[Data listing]
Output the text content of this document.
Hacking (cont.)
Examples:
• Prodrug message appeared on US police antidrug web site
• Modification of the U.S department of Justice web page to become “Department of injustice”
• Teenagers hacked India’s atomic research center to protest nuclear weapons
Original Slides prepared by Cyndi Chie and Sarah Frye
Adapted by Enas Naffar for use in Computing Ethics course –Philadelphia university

- [TASK] Reproduce all the data word for word.

- [FULL SOLUTION]
Output the text content of this document.
Hacking (cont.)
Examples:
• Prodrug message appeared on US police antidrug web site
• Modification of the U.S department of Justice web page to become “Department of injustice”
• Teenagers hacked India’s atomic research center to protest nuclear weapons
Original Slides prepared by Cyndi Chie and Sarah Frye
Adapted by Enas Naffar for use in Computing Ethics course –Philadelphia university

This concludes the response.